(Data excerpts)
- - - - - - -

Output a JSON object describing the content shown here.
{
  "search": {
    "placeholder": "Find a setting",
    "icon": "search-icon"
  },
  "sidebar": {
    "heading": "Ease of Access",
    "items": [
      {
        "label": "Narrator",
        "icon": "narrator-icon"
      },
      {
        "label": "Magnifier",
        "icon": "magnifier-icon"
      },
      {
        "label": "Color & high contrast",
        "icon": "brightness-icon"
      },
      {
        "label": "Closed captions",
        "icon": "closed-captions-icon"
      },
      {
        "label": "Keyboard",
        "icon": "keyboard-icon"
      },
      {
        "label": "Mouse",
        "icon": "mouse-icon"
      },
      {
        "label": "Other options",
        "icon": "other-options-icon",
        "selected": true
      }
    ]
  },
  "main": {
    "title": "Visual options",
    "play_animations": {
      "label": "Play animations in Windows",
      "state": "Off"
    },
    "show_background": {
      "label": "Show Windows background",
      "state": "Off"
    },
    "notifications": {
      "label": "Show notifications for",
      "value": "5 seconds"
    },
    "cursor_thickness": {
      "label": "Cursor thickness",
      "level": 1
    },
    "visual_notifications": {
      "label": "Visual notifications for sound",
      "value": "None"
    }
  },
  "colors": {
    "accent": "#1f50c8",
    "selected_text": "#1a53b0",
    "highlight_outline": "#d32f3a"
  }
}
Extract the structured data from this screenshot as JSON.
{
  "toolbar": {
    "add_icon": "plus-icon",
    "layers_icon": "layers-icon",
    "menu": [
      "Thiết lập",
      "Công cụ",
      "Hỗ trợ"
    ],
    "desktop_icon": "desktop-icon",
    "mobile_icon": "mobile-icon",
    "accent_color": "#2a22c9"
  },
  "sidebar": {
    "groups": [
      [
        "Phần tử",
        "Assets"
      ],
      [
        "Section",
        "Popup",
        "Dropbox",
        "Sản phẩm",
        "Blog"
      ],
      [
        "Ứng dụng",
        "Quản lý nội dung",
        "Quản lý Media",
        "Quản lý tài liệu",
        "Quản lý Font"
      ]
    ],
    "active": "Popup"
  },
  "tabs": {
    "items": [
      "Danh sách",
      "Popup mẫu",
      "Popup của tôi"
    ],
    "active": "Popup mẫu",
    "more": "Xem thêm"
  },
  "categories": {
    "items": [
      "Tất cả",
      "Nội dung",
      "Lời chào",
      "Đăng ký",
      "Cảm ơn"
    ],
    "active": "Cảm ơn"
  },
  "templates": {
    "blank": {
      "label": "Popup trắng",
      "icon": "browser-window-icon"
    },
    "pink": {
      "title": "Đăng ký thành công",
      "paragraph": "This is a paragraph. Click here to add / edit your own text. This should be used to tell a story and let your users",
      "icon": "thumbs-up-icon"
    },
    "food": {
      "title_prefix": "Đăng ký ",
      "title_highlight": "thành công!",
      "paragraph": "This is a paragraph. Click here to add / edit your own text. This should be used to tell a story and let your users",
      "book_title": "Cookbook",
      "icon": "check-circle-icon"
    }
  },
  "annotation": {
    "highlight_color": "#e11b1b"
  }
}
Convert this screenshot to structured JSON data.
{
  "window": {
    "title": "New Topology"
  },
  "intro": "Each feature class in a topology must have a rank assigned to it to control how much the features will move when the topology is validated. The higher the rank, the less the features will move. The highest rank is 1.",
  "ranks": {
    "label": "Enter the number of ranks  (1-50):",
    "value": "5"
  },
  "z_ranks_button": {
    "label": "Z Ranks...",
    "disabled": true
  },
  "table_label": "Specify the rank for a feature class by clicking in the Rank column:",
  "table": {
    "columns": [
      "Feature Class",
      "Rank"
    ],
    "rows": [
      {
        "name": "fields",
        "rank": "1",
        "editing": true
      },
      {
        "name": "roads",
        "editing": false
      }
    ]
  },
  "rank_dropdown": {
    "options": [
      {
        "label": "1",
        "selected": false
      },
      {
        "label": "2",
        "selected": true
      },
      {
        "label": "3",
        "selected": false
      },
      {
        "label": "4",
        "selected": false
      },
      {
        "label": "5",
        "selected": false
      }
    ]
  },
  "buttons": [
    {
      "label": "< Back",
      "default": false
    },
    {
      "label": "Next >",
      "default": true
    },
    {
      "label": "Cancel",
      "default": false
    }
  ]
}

- - - - - - -

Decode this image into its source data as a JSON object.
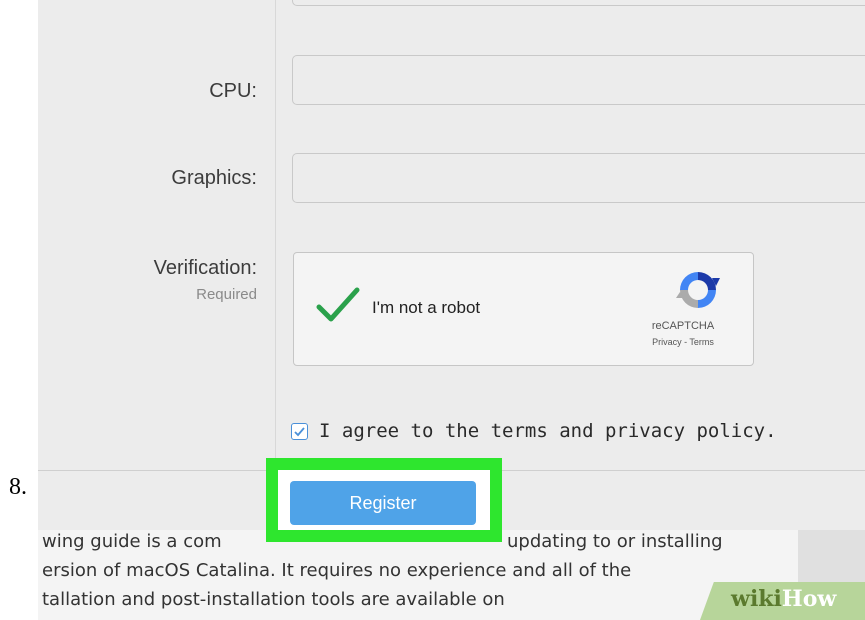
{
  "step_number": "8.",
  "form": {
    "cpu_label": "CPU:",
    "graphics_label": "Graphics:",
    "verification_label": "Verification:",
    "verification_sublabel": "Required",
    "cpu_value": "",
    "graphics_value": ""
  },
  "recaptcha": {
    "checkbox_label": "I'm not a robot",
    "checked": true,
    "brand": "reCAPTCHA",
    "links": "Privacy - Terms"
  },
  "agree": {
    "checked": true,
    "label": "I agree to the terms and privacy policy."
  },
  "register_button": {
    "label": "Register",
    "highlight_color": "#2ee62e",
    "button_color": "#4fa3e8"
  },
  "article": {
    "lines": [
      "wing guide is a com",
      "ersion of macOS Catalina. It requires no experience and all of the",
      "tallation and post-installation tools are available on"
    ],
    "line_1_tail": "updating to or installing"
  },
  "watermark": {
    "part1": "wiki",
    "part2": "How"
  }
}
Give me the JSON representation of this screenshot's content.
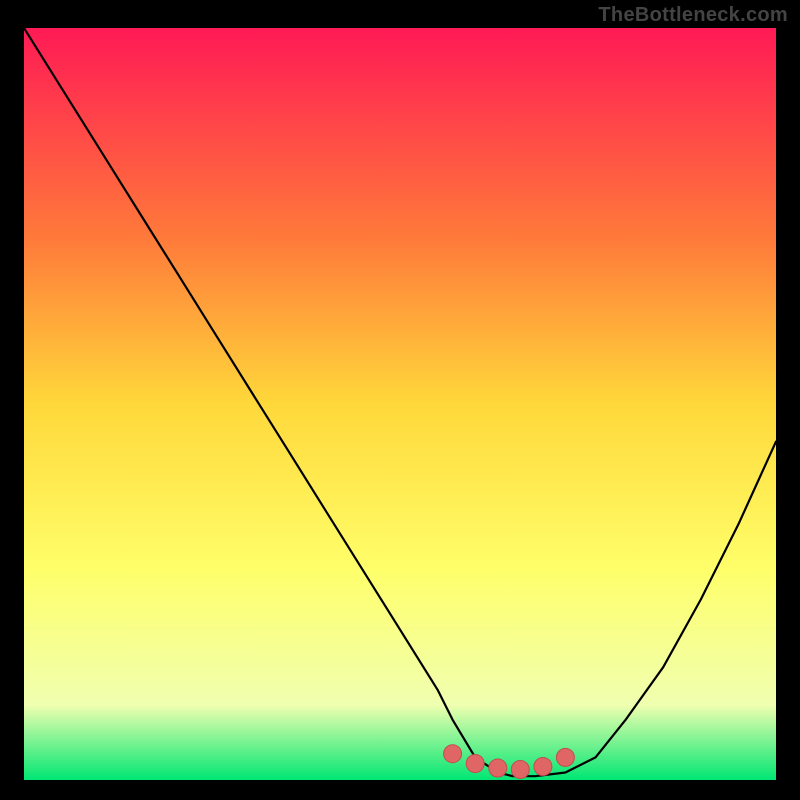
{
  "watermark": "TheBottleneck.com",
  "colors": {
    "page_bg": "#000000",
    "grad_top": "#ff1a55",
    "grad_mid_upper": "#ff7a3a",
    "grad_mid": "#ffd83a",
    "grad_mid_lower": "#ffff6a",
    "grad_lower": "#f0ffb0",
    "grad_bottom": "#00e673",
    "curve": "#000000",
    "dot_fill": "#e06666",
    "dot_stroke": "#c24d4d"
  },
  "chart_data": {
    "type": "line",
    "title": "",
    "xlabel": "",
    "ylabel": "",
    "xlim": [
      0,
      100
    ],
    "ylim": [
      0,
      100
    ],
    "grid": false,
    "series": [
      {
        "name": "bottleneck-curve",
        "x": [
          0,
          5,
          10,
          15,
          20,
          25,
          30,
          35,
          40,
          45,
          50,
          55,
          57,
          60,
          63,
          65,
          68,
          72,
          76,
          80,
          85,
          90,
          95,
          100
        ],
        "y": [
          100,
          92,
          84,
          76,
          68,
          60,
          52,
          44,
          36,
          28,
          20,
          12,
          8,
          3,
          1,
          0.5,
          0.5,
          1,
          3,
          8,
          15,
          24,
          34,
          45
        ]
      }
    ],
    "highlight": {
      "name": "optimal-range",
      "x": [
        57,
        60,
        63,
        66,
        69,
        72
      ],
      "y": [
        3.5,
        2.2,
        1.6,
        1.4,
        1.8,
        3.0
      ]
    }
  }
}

- - - - - - -

## GIVEN PROBLEM
Your answer should be a single number: how many lines of the material contain the word "options".

## OUTPUT
4